Skip the pictures. Copy all the rest of the records down exactly.

Records excerpted from a collection:
* * * * *

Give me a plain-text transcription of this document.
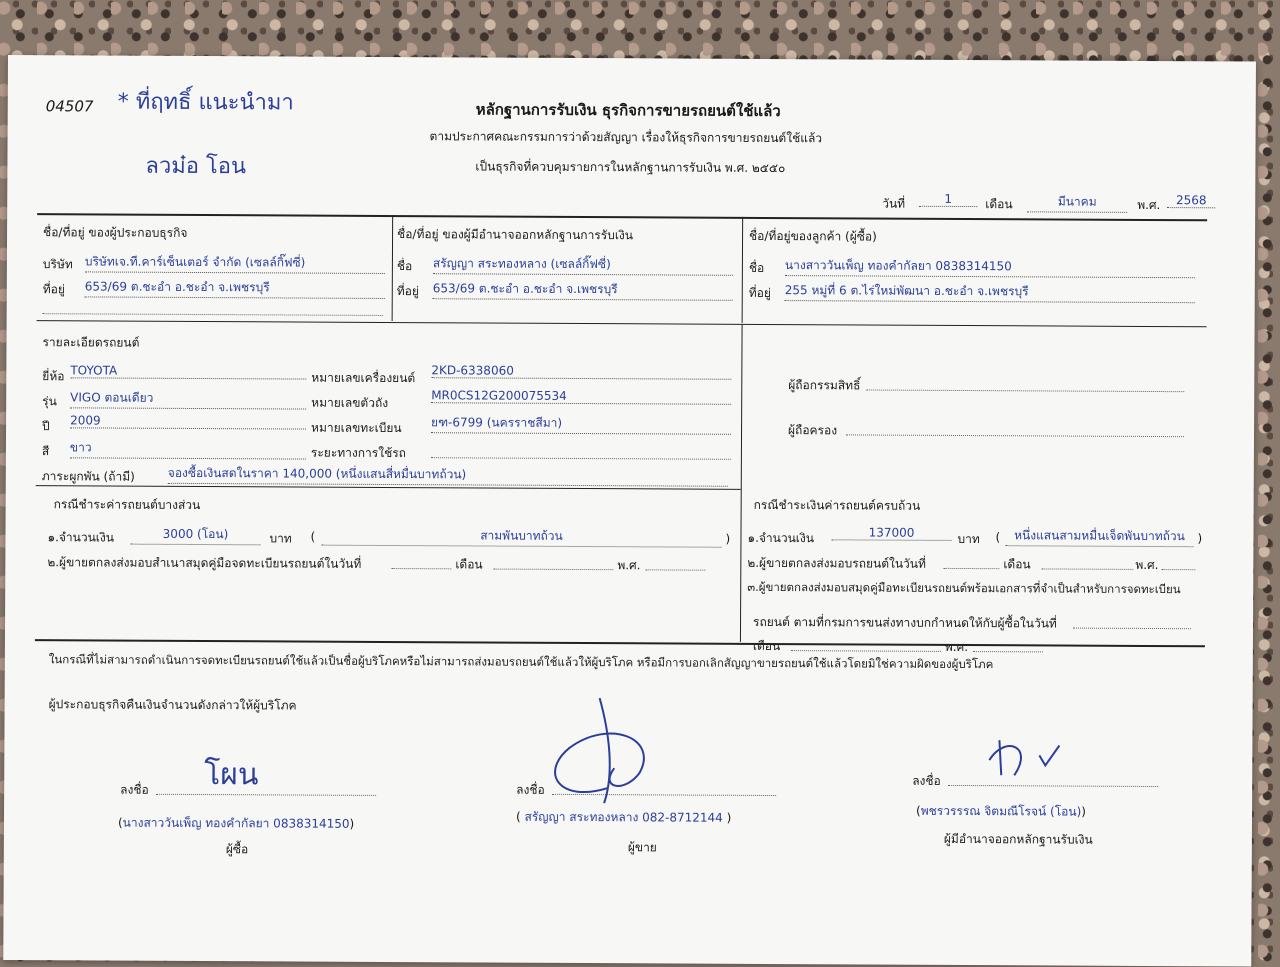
04507 * ที่ฤทธิ์ แนะนำมา
ลวม๋อ โอน
หลักฐานการรับเงิน ธุรกิจการขายรถยนต์ใช้แล้ว
ตามประกาศคณะกรรมการว่าด้วยสัญญา เรื่องให้ธุรกิจการขายรถยนต์ใช้แล้ว
เป็นธุรกิจที่ควบคุมรายการในหลักฐานการรับเงิน พ.ศ. ๒๕๕๐
วันที่	1	เดือน	มีนาคม	พ.ศ.	2568
ชื่อ/ที่อยู่ ของผู้ประกอบธุรกิจ
บริษัท บริษัทเจ.ที.คาร์เซ็นเตอร์ จำกัด (เซลล์กิ๊ฟซี่)
ที่อยู่ 653/69 ต.ชะอำ อ.ชะอำ จ.เพชรบุรี
ชื่อ/ที่อยู่ ของผู้มีอำนาจออกหลักฐานการรับเงิน
ชื่อ สรัญญา สระทองหลาง (เซลล์กิ๊ฟซี่)
ที่อยู่ 653/69 ต.ชะอำ อ.ชะอำ จ.เพชรบุรี
ชื่อ/ที่อยู่ของลูกค้า (ผู้ซื้อ)
ชื่อ นางสาววันเพ็ญ ทองคำกัลยา 0838314150
ที่อยู่ 255 หมู่ที่ 6 ต.ไร่ใหม่พัฒนา อ.ชะอำ จ.เพชรบุรี
รายละเอียดรถยนต์
ยี่ห้อ TOYOTA
รุ่น VIGO ตอนเดียว
ปี 2009
สี ขาว
หมายเลขเครื่องยนต์
2KD-6338060
หมายเลขตัวถัง	MR0CS12G200075534
หมายเลขทะเบียน ยฑ-6799 (นครราชสีมา)
ระยะทางการใช้รถ
ภาระผูกพัน (ถ้ามี)	จองซื้อเงินสดในราคา 140,000 (หนึ่งแสนสี่หมื่นบาทถ้วน)
ผู้ถือกรรมสิทธิ์
ผู้ถือครอง
กรณีชำระค่ารถยนต์บางส่วน
๑.จำนวนเงิน	3000 (โอน)	บาท (	สามพันบาทถ้วน	)
๒.ผู้ขายตกลงส่งมอบสำเนาสมุดคู่มือจดทะเบียนรถยนต์ในวันที่	เดือน	พ.ศ.
กรณีชำระเงินค่ารถยนต์ครบถ้วน
๑.จำนวนเงิน	137000	บาท (	หนึ่งแสนสามหมื่นเจ็ดพันบาทถ้วน	)
๒.ผู้ขายตกลงส่งมอบรถยนต์ในวันที่	เดือน	พ.ศ.
๓.ผู้ขายตกลงส่งมอบสมุดคู่มือทะเบียนรถยนต์พร้อมเอกสารที่จำเป็นสำหรับการจดทะเบียน
รถยนต์ ตามที่กรมการขนส่งทางบกกำหนดให้กับผู้ซื้อในวันที่
เดือน	พ.ศ.
ในกรณีที่ไม่สามารถดำเนินการจดทะเบียนรถยนต์ใช้แล้วเป็นชื่อผู้บริโภคหรือไม่สามารถส่งมอบรถยนต์ใช้แล้วให้ผู้บริโภค หรือมีการบอกเลิกสัญญาขายรถยนต์ใช้แล้วโดยมิใช่ความผิดของผู้บริโภค
ผู้ประกอบธุรกิจคืนเงินจำนวนดังกล่าวให้ผู้บริโภค
ลงชื่อ โผน
(นางสาววันเพ็ญ ทองคำกัลยา 0838314150)
ผู้ซื้อ
ลงชื่อ
( สรัญญา สระทองหลาง 082-8712144 )
ผู้ขาย
ลงชื่อ
(พชรวรรรณ จิตมณีโรจน์ (โอน))
ผู้มีอำนาจออกหลักฐานรับเงิน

* * * * *

**OUTPUT FOR THIS EXERCISE**
Give me a plain-text transcription of this document.
04507 * ที่ฤทธิ์ แนะนำมา
ลวม๋อ โอน
หลักฐานการรับเงิน ธุรกิจการขายรถยนต์ใช้แล้ว
ตามประกาศคณะกรรมการว่าด้วยสัญญา เรื่องให้ธุรกิจการขายรถยนต์ใช้แล้ว
เป็นธุรกิจที่ควบคุมรายการในหลักฐานการรับเงิน พ.ศ. ๒๕๕๐
วันที่	1	เดือน	มีนาคม	พ.ศ.	2568
ชื่อ/ที่อยู่ ของผู้ประกอบธุรกิจ
บริษัท บริษัทเจ.ที.คาร์เซ็นเตอร์ จำกัด (เซลล์กิ๊ฟซี่)
ที่อยู่ 653/69 ต.ชะอำ อ.ชะอำ จ.เพชรบุรี
ชื่อ/ที่อยู่ ของผู้มีอำนาจออกหลักฐานการรับเงิน
ชื่อ สรัญญา สระทองหลาง (เซลล์กิ๊ฟซี่)
ที่อยู่ 653/69 ต.ชะอำ อ.ชะอำ จ.เพชรบุรี
ชื่อ/ที่อยู่ของลูกค้า (ผู้ซื้อ)
ชื่อ นางสาววันเพ็ญ ทองคำกัลยา 0838314150
ที่อยู่ 255 หมู่ที่ 6 ต.ไร่ใหม่พัฒนา อ.ชะอำ จ.เพชรบุรี
รายละเอียดรถยนต์
ยี่ห้อ TOYOTA
รุ่น VIGO ตอนเดียว
ปี 2009
สี ขาว
หมายเลขเครื่องยนต์
2KD-6338060
หมายเลขตัวถัง	MR0CS12G200075534
หมายเลขทะเบียน ยฑ-6799 (นครราชสีมา)
ระยะทางการใช้รถ
ภาระผูกพัน (ถ้ามี)	จองซื้อเงินสดในราคา 140,000 (หนึ่งแสนสี่หมื่นบาทถ้วน)
ผู้ถือกรรมสิทธิ์
ผู้ถือครอง
กรณีชำระค่ารถยนต์บางส่วน
๑.จำนวนเงิน	3000 (โอน)	บาท (	สามพันบาทถ้วน	)
๒.ผู้ขายตกลงส่งมอบสำเนาสมุดคู่มือจดทะเบียนรถยนต์ในวันที่	เดือน	พ.ศ.
กรณีชำระเงินค่ารถยนต์ครบถ้วน
๑.จำนวนเงิน	137000	บาท (	หนึ่งแสนสามหมื่นเจ็ดพันบาทถ้วน	)
๒.ผู้ขายตกลงส่งมอบรถยนต์ในวันที่	เดือน	พ.ศ.
๓.ผู้ขายตกลงส่งมอบสมุดคู่มือทะเบียนรถยนต์พร้อมเอกสารที่จำเป็นสำหรับการจดทะเบียน
รถยนต์ ตามที่กรมการขนส่งทางบกกำหนดให้กับผู้ซื้อในวันที่
เดือน	พ.ศ.
ในกรณีที่ไม่สามารถดำเนินการจดทะเบียนรถยนต์ใช้แล้วเป็นชื่อผู้บริโภคหรือไม่สามารถส่งมอบรถยนต์ใช้แล้วให้ผู้บริโภค หรือมีการบอกเลิกสัญญาขายรถยนต์ใช้แล้วโดยมิใช่ความผิดของผู้บริโภค
ผู้ประกอบธุรกิจคืนเงินจำนวนดังกล่าวให้ผู้บริโภค
ลงชื่อ โผน
(นางสาววันเพ็ญ ทองคำกัลยา 0838314150)
ผู้ซื้อ
ลงชื่อ
( สรัญญา สระทองหลาง 082-8712144 )
ผู้ขาย
ลงชื่อ
(พชรวรรรณ จิตมณีโรจน์ (โอน))
ผู้มีอำนาจออกหลักฐานรับเงิน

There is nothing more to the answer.